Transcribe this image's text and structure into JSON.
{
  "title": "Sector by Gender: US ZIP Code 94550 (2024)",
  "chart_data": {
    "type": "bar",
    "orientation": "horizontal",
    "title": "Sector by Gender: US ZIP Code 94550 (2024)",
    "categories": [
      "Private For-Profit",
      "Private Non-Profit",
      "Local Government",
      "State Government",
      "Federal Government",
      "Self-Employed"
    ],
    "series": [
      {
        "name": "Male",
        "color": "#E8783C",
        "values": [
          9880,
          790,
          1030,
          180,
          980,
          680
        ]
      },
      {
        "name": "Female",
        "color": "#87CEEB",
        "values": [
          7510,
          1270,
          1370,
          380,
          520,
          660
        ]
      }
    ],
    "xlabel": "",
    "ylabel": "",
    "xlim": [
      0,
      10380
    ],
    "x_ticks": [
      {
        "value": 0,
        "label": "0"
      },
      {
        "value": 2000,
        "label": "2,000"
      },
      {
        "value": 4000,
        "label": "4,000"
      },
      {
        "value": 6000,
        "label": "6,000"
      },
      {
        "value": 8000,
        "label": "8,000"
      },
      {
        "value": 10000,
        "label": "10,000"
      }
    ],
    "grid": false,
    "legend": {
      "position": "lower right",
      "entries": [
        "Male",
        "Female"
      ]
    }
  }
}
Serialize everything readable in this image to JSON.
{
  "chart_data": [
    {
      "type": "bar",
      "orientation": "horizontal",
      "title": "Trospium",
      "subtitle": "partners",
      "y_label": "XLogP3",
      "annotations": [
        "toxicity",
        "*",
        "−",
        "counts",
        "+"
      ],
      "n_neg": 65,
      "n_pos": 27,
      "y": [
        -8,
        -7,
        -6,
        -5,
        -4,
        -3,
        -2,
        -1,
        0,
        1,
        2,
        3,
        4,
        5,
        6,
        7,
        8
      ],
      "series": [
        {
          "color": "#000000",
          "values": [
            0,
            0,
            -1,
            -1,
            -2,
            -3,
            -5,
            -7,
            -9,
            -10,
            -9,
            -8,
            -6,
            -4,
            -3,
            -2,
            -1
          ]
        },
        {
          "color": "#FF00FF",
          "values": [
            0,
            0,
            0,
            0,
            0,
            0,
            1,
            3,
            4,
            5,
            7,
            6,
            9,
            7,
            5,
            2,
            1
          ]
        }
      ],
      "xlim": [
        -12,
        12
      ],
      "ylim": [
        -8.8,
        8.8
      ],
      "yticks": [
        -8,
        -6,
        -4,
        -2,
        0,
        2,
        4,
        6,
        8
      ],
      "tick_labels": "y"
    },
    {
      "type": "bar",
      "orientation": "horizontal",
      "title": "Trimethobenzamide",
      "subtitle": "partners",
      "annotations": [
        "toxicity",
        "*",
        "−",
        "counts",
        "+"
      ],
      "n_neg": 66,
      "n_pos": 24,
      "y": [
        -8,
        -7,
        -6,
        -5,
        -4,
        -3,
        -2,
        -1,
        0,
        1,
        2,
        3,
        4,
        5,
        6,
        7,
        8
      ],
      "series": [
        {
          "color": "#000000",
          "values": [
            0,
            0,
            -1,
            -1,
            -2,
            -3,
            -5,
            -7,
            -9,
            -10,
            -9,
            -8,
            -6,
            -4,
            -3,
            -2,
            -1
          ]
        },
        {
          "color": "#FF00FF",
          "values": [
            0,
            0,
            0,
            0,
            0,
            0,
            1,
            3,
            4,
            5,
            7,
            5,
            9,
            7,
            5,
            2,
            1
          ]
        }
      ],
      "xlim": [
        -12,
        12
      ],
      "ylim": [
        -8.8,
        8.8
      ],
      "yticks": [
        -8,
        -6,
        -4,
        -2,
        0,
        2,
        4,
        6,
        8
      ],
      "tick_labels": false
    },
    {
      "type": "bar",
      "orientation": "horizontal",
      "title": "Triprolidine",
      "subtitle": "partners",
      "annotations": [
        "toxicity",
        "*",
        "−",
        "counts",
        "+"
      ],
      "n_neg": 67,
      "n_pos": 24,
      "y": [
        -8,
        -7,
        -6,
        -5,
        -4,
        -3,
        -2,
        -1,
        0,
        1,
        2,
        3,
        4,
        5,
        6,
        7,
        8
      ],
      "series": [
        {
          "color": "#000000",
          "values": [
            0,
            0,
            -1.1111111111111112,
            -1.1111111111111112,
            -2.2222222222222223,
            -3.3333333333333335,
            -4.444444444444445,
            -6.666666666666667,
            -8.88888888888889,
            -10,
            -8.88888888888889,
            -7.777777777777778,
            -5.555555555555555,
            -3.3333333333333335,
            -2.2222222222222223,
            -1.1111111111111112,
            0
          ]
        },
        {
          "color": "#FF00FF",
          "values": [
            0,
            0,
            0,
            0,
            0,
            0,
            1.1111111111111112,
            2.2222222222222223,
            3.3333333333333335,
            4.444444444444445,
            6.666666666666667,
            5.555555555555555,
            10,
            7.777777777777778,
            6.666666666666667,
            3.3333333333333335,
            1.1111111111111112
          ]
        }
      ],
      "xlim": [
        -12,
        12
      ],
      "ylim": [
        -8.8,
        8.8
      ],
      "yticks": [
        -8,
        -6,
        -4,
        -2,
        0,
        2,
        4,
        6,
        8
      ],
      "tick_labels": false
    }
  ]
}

* Task statement *
Check each line of the records for the word "Private" and extract those that contain it.

* Answer *
      "Private For-Profit",
      "Private Non-Profit",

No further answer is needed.